- [Listed records]:
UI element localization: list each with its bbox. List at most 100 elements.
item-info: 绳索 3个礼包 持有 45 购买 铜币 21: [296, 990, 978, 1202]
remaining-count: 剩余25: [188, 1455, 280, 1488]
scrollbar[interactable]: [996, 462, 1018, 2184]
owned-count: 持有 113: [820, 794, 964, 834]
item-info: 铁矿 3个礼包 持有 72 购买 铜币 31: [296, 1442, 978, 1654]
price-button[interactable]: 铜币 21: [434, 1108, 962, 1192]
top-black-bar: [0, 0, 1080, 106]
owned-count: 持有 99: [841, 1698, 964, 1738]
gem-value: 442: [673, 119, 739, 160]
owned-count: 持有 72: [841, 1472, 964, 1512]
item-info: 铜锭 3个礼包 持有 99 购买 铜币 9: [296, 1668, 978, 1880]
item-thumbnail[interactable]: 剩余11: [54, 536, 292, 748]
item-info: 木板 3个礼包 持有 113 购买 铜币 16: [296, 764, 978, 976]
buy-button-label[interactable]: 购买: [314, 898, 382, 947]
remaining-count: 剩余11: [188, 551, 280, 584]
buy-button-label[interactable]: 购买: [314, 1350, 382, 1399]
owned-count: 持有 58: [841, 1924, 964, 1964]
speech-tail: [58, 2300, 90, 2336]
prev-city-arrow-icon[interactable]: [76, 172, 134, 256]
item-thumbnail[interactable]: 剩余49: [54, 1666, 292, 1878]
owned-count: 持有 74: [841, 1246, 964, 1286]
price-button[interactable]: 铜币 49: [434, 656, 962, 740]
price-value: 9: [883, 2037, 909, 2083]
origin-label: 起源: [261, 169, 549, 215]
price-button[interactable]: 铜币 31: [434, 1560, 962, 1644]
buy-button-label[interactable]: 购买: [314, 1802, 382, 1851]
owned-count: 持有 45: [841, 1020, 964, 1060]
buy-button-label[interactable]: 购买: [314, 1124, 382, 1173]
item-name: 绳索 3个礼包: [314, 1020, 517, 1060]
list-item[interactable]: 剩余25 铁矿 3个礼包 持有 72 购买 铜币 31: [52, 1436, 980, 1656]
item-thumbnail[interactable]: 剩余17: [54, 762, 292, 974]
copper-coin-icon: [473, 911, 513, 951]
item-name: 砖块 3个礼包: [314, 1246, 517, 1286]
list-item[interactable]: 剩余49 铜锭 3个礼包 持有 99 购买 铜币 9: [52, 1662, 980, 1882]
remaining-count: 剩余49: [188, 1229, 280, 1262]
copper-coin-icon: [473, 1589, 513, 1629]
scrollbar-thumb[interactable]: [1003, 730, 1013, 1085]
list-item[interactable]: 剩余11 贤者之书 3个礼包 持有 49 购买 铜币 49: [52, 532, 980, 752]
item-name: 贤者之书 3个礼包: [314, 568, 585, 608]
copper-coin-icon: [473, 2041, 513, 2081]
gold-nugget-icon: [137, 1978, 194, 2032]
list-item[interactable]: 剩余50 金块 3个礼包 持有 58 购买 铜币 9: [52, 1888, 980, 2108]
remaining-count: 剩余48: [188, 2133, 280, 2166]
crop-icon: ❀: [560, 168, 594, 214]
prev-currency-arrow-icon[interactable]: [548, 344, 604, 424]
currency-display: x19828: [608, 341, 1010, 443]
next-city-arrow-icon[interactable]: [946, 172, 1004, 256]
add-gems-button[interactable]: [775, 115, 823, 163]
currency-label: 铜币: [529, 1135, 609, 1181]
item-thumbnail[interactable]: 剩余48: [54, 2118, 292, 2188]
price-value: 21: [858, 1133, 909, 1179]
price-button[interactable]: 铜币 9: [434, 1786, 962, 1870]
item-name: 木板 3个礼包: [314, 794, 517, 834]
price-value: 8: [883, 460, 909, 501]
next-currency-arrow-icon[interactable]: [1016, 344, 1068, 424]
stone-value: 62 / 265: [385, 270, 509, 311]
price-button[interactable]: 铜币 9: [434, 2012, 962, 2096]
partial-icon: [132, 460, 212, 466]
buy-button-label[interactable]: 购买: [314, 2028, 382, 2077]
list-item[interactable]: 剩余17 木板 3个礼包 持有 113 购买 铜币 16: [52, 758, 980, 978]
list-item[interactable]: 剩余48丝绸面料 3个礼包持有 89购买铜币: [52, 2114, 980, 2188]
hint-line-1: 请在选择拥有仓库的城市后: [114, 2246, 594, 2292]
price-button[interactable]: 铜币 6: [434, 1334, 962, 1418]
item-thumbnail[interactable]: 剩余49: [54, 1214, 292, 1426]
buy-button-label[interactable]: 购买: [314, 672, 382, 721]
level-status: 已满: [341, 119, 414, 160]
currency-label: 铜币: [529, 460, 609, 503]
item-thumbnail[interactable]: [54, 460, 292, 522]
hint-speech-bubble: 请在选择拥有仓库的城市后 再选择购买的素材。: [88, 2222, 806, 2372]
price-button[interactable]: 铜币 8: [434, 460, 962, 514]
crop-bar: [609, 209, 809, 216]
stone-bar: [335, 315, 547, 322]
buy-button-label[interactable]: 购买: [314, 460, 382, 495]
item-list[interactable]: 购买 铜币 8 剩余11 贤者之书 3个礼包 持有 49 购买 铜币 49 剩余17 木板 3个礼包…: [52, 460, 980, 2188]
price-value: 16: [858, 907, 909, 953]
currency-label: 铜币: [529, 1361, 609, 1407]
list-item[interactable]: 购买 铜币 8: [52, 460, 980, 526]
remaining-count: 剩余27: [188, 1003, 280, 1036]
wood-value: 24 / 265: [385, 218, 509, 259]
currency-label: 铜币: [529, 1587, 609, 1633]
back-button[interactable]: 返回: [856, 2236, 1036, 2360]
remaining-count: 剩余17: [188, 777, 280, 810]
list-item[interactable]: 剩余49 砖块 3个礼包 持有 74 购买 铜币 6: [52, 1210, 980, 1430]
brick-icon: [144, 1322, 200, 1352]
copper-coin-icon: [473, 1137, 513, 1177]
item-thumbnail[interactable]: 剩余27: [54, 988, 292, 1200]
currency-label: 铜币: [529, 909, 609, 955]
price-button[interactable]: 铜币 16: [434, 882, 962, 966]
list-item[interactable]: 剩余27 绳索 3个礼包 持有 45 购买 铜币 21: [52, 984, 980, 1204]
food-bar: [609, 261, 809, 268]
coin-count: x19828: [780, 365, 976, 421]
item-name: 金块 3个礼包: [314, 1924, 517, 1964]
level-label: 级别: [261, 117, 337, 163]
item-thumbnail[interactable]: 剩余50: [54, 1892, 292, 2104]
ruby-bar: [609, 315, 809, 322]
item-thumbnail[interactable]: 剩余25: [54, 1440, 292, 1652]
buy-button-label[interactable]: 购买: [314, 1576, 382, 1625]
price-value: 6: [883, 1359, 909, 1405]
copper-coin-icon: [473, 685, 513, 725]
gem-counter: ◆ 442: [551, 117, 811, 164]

- [Problem requirements]:
Which lines in the entries contain the string "info"? Pull out each of those lines in full.

- [Solution for this task]:
item-info: 绳索 3个礼包 持有 45 购买 铜币 21: [296, 990, 978, 1202]
item-info: 铁矿 3个礼包 持有 72 购买 铜币 31: [296, 1442, 978, 1654]
item-info: 铜锭 3个礼包 持有 99 购买 铜币 9: [296, 1668, 978, 1880]
item-info: 木板 3个礼包 持有 113 购买 铜币 16: [296, 764, 978, 976]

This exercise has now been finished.